EXTRACTED RECORDS —

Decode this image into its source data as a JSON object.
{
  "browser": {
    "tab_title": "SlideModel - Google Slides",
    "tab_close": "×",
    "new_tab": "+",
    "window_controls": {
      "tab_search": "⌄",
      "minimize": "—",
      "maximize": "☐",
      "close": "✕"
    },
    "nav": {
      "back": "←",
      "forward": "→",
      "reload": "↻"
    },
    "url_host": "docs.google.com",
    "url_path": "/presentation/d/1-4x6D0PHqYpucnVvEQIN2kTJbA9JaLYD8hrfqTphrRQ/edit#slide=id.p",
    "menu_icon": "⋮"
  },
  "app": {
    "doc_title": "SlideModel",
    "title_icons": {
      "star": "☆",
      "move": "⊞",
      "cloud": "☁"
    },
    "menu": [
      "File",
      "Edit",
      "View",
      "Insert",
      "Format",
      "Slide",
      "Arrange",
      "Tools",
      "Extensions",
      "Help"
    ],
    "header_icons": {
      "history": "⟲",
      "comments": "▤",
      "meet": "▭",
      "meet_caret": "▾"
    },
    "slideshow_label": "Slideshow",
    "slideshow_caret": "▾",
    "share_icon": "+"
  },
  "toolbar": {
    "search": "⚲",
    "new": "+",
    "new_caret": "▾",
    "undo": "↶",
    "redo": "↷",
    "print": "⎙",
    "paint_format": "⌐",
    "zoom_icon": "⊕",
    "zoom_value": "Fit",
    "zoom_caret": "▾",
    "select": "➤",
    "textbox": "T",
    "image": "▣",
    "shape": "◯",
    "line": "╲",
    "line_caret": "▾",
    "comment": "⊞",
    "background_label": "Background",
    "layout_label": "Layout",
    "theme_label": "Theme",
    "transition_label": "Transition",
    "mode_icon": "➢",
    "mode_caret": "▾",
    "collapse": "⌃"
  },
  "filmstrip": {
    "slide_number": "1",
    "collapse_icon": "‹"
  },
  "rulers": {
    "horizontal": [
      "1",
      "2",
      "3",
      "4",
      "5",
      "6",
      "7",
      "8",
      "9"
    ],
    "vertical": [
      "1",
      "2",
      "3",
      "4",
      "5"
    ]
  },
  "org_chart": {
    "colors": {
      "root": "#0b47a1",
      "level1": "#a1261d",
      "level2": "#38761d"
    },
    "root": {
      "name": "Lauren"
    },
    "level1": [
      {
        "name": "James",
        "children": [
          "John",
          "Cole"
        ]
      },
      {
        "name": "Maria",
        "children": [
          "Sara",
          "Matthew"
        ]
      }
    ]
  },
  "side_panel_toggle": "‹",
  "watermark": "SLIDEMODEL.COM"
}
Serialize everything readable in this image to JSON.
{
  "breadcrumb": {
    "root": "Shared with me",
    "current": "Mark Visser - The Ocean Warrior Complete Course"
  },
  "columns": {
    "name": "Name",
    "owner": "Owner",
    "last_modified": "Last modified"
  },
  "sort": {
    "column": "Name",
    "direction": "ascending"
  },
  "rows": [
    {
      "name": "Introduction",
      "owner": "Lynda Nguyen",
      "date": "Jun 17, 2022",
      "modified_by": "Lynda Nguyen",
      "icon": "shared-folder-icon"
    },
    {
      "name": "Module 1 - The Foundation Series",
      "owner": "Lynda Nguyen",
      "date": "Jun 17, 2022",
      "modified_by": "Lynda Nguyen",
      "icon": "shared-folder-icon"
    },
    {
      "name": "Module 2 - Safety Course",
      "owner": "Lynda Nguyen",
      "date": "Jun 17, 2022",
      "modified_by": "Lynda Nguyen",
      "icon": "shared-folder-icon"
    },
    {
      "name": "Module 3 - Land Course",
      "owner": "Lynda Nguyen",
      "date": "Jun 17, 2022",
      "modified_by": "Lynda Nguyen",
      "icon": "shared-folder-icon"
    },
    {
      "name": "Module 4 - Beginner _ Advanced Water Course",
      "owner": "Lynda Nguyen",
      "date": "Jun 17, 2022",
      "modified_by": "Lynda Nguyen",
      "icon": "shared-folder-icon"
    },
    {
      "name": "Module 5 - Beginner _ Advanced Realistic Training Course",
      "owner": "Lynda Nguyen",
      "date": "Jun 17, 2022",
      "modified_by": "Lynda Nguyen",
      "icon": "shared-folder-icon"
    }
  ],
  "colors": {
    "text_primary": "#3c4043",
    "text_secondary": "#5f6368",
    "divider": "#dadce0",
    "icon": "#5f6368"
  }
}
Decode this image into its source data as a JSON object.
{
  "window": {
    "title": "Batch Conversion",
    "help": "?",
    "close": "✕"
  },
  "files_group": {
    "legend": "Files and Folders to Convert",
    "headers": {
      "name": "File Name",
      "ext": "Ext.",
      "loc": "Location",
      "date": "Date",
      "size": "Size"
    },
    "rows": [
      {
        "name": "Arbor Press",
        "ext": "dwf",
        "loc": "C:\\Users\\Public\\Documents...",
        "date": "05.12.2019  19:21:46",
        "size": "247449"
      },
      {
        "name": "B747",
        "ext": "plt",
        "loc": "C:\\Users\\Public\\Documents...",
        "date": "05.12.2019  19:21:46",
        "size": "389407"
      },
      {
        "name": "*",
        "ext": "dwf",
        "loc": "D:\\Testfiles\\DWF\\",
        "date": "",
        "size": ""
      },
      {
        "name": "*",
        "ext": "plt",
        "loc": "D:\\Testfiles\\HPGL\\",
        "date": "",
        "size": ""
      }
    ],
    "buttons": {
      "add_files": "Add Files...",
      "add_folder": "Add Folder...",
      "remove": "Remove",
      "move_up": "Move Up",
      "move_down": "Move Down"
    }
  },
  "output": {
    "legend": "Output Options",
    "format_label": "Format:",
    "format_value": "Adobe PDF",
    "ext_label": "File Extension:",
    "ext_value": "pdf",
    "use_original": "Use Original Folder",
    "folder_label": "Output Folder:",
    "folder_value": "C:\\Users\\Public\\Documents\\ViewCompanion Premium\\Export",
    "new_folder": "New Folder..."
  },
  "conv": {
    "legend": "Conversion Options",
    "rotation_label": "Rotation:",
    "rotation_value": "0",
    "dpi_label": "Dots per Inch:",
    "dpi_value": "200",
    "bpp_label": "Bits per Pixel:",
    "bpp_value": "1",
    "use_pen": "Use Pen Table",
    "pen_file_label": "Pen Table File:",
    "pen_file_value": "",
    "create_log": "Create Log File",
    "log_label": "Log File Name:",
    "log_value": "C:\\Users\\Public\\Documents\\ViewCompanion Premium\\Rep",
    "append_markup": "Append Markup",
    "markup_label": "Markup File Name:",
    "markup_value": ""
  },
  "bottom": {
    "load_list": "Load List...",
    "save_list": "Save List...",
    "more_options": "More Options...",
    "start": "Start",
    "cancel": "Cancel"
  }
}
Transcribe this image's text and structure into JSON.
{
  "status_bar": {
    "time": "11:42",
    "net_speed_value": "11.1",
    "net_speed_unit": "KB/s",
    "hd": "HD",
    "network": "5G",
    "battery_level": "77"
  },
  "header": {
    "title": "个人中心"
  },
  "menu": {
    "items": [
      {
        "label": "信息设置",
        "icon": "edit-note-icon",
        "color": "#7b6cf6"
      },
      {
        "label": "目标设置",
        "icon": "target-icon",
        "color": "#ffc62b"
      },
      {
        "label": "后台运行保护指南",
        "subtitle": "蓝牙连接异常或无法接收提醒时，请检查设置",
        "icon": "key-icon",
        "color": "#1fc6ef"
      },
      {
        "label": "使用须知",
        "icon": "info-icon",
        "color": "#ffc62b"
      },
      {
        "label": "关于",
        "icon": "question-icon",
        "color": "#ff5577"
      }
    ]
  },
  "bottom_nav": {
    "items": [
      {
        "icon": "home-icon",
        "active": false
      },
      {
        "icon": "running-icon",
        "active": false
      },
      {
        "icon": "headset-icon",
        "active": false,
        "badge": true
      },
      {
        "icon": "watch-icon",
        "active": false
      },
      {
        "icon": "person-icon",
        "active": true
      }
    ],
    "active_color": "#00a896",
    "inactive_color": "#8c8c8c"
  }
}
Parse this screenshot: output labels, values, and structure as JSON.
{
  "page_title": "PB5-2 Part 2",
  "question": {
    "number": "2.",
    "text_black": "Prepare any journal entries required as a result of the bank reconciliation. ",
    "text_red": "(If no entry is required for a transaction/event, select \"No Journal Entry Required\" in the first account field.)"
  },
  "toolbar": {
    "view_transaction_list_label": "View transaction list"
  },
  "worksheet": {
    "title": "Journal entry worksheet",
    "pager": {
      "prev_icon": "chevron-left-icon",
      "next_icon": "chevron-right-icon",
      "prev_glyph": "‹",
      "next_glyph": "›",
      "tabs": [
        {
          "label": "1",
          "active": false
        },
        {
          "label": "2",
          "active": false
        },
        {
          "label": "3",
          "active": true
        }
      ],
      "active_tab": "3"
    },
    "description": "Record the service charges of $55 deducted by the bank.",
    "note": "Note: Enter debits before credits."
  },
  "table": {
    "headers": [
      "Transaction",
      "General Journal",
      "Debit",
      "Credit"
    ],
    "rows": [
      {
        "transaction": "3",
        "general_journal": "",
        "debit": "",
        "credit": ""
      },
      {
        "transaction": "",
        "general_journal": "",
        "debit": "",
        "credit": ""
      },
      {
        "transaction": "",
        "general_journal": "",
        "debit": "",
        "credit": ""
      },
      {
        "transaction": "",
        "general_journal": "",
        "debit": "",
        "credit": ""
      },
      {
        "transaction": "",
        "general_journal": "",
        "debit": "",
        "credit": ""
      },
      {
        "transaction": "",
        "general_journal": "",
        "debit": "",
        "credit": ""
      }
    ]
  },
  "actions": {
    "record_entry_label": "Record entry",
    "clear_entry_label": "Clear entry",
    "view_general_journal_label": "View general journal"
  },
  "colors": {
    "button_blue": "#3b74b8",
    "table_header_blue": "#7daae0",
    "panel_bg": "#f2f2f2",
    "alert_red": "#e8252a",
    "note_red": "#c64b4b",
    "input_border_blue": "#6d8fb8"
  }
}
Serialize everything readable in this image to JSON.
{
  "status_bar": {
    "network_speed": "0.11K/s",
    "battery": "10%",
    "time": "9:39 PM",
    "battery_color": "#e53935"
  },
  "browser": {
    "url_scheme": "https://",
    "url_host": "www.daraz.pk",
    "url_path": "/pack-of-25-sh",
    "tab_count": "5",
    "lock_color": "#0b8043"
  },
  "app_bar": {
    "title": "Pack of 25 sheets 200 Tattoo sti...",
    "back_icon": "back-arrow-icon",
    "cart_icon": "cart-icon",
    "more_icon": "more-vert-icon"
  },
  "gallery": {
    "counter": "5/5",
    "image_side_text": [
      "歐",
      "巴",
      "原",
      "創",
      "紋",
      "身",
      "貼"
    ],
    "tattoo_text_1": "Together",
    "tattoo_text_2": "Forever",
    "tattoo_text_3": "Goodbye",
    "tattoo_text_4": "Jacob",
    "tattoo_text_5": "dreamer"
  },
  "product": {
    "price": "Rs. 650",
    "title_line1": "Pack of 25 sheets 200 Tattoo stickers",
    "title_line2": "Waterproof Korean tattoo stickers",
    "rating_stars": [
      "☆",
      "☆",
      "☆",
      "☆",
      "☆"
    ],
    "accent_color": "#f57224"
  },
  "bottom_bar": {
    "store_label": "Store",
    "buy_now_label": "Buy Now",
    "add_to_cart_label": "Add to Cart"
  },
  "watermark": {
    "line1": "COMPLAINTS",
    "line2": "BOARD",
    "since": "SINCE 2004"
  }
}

DIRECTIONS —
Count each line of the entries that holds the word "sheets", then state the total and nothing more.

WRITTEN RESPONSE —
2